Given task:
Everything from the line containing "OCR this image." through the last line of the records below should be printed exactly, please, and nothing else.

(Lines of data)
§
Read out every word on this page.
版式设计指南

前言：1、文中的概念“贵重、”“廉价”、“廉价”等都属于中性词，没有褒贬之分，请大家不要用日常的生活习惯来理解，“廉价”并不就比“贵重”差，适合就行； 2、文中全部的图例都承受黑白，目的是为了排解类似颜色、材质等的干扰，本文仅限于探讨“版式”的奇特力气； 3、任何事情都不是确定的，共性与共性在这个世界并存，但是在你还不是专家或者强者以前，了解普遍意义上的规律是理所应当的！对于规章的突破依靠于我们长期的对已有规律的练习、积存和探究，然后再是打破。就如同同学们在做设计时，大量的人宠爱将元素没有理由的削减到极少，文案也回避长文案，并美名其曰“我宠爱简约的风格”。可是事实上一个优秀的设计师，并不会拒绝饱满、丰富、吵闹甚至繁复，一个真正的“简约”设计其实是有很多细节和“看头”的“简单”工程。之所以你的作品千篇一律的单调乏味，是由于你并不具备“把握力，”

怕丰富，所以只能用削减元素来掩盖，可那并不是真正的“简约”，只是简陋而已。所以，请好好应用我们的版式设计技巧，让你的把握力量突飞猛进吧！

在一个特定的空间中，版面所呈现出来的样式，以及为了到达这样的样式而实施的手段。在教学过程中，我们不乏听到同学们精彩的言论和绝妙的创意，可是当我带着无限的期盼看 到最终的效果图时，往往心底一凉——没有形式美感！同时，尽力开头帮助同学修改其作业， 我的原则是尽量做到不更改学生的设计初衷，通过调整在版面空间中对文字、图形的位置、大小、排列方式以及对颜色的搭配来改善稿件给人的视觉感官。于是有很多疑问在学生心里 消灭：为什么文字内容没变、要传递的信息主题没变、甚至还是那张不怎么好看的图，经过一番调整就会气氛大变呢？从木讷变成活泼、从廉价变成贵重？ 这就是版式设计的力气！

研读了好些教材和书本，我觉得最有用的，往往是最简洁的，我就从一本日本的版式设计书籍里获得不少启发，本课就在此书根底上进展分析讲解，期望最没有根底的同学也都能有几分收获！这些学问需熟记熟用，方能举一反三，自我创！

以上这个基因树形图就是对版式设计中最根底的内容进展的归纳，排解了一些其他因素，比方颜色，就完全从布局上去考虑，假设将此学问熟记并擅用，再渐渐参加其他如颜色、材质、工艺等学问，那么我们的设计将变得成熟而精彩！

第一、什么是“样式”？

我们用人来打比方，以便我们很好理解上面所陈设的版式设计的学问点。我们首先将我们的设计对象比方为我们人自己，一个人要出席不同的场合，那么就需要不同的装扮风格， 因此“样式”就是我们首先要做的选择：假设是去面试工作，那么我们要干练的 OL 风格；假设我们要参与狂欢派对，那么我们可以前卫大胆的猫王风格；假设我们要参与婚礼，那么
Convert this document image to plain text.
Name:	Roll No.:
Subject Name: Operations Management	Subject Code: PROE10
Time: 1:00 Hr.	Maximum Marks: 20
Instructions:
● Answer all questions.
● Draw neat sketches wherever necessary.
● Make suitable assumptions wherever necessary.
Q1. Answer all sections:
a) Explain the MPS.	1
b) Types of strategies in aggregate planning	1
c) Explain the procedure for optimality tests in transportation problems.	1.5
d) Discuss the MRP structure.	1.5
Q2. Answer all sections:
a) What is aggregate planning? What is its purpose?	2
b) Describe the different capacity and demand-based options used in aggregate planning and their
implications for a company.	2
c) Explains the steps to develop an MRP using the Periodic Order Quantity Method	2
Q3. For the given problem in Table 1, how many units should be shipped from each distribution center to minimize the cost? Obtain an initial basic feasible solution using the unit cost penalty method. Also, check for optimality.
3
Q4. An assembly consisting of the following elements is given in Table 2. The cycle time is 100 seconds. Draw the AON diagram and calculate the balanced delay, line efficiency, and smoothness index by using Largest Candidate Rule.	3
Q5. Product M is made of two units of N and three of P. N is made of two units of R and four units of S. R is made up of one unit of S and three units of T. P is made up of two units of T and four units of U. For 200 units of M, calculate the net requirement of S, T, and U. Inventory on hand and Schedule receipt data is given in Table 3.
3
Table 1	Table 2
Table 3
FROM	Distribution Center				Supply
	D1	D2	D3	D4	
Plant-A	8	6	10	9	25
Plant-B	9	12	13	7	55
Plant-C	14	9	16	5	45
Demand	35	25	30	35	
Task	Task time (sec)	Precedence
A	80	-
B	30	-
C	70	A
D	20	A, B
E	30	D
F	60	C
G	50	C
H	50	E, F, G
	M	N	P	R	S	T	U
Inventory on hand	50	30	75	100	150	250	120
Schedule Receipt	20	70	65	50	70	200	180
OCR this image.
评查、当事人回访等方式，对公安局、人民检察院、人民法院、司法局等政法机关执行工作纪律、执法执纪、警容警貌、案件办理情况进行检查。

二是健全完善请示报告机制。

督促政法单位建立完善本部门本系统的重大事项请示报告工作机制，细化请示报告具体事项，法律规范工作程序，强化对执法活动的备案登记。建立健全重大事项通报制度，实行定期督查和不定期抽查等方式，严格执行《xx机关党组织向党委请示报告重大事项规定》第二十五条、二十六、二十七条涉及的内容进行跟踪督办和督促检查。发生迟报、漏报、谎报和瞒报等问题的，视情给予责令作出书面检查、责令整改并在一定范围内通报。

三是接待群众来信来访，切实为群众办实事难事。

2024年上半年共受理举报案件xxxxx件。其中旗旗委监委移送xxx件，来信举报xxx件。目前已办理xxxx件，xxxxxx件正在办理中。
§
Written solution:
OCR this image.
评查、当事人回访等方式，对公安局、人民检察院、人民法院、司法局等政法机关执行工作纪律、执法执纪、警容警貌、案件办理情况进行检查。

二是健全完善请示报告机制。

督促政法单位建立完善本部门本系统的重大事项请示报告工作机制，细化请示报告具体事项，法律规范工作程序，强化对执法活动的备案登记。建立健全重大事项通报制度，实行定期督查和不定期抽查等方式，严格执行《xx机关党组织向党委请示报告重大事项规定》第二十五条、二十六、二十七条涉及的内容进行跟踪督办和督促检查。发生迟报、漏报、谎报和瞒报等问题的，视情给予责令作出书面检查、责令整改并在一定范围内通报。

三是接待群众来信来访，切实为群众办实事难事。

2024年上半年共受理举报案件xxxxx件。其中旗旗委监委移送xxx件，来信举报xxx件。目前已办理xxxx件，xxxxxx件正在办理中。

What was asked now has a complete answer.